=== Written exercise ===
Quote the listing below in full and exactly as written, but omit every picture.

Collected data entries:
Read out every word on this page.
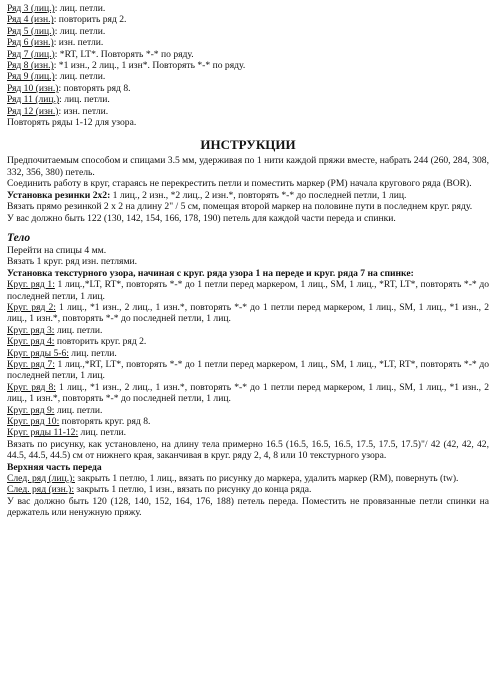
Ряд 3 (лиц.): лиц. петли.
Ряд 4 (изн.): повторить ряд 2.
Ряд 5 (лиц.): лиц. петли.
Ряд 6 (изн.): изн. петли.
Ряд 7 (лиц.): *RT, LT*. Повторять *-* по ряду.
Ряд 8 (изн.): *1 изн., 2 лиц., 1 изн*. Повторять *-* по ряду.
Ряд 9 (лиц.): лиц. петли.
Ряд 10 (изн.): повторять ряд 8.
Ряд 11 (лиц.): лиц. петли.
Ряд 12 (изн.): изн. петли.
Повторять ряды 1-12 для узора.
ИНСТРУКЦИИ
Предпочитаемым способом и спицами 3.5 мм, удерживая по 1 нити каждой пряжи вместе, набрать 244 (260, 284, 308, 332, 356, 380) петель.
Соединить работу в круг, стараясь не перекрестить петли и поместить маркер (PM) начала кругового ряда (BOR).
Установка резинки 2х2: 1 лиц., 2 изн., *2 лиц., 2 изн.*, повторять *-* до последней петли, 1 лиц.
Вязать прямо резинкой 2 х 2 на длину 2" / 5 см, помещая второй маркер на половине пути в последнем круг. ряду.
У вас должно быть 122 (130, 142, 154, 166, 178, 190) петель для каждой части переда и спинки.
Тело
Перейти на спицы 4 мм.
Вязать 1 круг. ряд изн. петлями.
Установка текстурного узора, начиная с круг. ряда узора 1 на переде и круг. ряда 7 на спинке:
Круг. ряд 1: 1 лиц.,*LT, RT*, повторять *-* до 1 петли перед маркером, 1 лиц., SM, 1 лиц., *RT, LT*, повторять *-* до последней петли, 1 лиц.
Круг. ряд 2: 1 лиц., *1 изн., 2 лиц., 1 изн.*, повторять *-* до 1 петли перед маркером, 1 лиц., SM, 1 лиц., *1 изн., 2 лиц., 1 изн.*, повторять *-* до последней петли, 1 лиц.
Круг. ряд 3: лиц. петли.
Круг. ряд 4: повторить круг. ряд 2.
Круг. ряды 5-6: лиц. петли.
Круг. ряд 7: 1 лиц.,*RT, LT*, повторять *-* до 1 петли перед маркером, 1 лиц., SM, 1 лиц., *LT, RT*, повторять *-* до последней петли, 1 лиц.
Круг. ряд 8: 1 лиц., *1 изн., 2 лиц., 1 изн.*, повторять *-* до 1 петли перед маркером, 1 лиц., SM, 1 лиц., *1 изн., 2 лиц., 1 изн.*, повторять *-* до последней петли, 1 лиц.
Круг. ряд 9: лиц. петли.
Круг. ряд 10: повторять круг. ряд 8.
Круг. ряды 11-12: лиц. петли.
Вязать по рисунку, как установлено, на длину тела примерно 16.5 (16.5, 16.5, 16.5, 17.5, 17.5, 17.5)"/ 42 (42, 42, 42, 44.5, 44.5, 44.5) см от нижнего края, заканчивая в круг. ряду 2, 4, 8 или 10 текстурного узора.
Верхняя часть переда
След. ряд (лиц.): закрыть 1 петлю, 1 лиц., вязать по рисунку до маркера, удалить маркер (RM), повернуть (tw).
След. ряд (изн.): закрыть 1 петлю, 1 изн., вязать по рисунку до конца ряда.
У вас должно быть 120 (128, 140, 152, 164, 176, 188) петель переда. Поместить не провязанные петли спинки на держатель или ненужную пряжу.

=== Response ===
Read out every word on this page.
Ряд 3 (лиц.): лиц. петли.
Ряд 4 (изн.): повторить ряд 2.
Ряд 5 (лиц.): лиц. петли.
Ряд 6 (изн.): изн. петли.
Ряд 7 (лиц.): *RT, LT*. Повторять *-* по ряду.
Ряд 8 (изн.): *1 изн., 2 лиц., 1 изн*. Повторять *-* по ряду.
Ряд 9 (лиц.): лиц. петли.
Ряд 10 (изн.): повторять ряд 8.
Ряд 11 (лиц.): лиц. петли.
Ряд 12 (изн.): изн. петли.
Повторять ряды 1-12 для узора.
ИНСТРУКЦИИ
Предпочитаемым способом и спицами 3.5 мм, удерживая по 1 нити каждой пряжи вместе, набрать 244 (260, 284, 308, 332, 356, 380) петель.
Соединить работу в круг, стараясь не перекрестить петли и поместить маркер (PM) начала кругового ряда (BOR).
Установка резинки 2х2: 1 лиц., 2 изн., *2 лиц., 2 изн.*, повторять *-* до последней петли, 1 лиц.
Вязать прямо резинкой 2 х 2 на длину 2" / 5 см, помещая второй маркер на половине пути в последнем круг. ряду.
У вас должно быть 122 (130, 142, 154, 166, 178, 190) петель для каждой части переда и спинки.
Тело
Перейти на спицы 4 мм.
Вязать 1 круг. ряд изн. петлями.
Установка текстурного узора, начиная с круг. ряда узора 1 на переде и круг. ряда 7 на спинке:
Круг. ряд 1: 1 лиц.,*LT, RT*, повторять *-* до 1 петли перед маркером, 1 лиц., SM, 1 лиц., *RT, LT*, повторять *-* до последней петли, 1 лиц.
Круг. ряд 2: 1 лиц., *1 изн., 2 лиц., 1 изн.*, повторять *-* до 1 петли перед маркером, 1 лиц., SM, 1 лиц., *1 изн., 2 лиц., 1 изн.*, повторять *-* до последней петли, 1 лиц.
Круг. ряд 3: лиц. петли.
Круг. ряд 4: повторить круг. ряд 2.
Круг. ряды 5-6: лиц. петли.
Круг. ряд 7: 1 лиц.,*RT, LT*, повторять *-* до 1 петли перед маркером, 1 лиц., SM, 1 лиц., *LT, RT*, повторять *-* до последней петли, 1 лиц.
Круг. ряд 8: 1 лиц., *1 изн., 2 лиц., 1 изн.*, повторять *-* до 1 петли перед маркером, 1 лиц., SM, 1 лиц., *1 изн., 2 лиц., 1 изн.*, повторять *-* до последней петли, 1 лиц.
Круг. ряд 9: лиц. петли.
Круг. ряд 10: повторять круг. ряд 8.
Круг. ряды 11-12: лиц. петли.
Вязать по рисунку, как установлено, на длину тела примерно 16.5 (16.5, 16.5, 16.5, 17.5, 17.5, 17.5)"/ 42 (42, 42, 42, 44.5, 44.5, 44.5) см от нижнего края, заканчивая в круг. ряду 2, 4, 8 или 10 текстурного узора.
Верхняя часть переда
След. ряд (лиц.): закрыть 1 петлю, 1 лиц., вязать по рисунку до маркера, удалить маркер (RM), повернуть (tw).
След. ряд (изн.): закрыть 1 петлю, 1 изн., вязать по рисунку до конца ряда.
У вас должно быть 120 (128, 140, 152, 164, 176, 188) петель переда. Поместить не провязанные петли спинки на держатель или ненужную пряжу.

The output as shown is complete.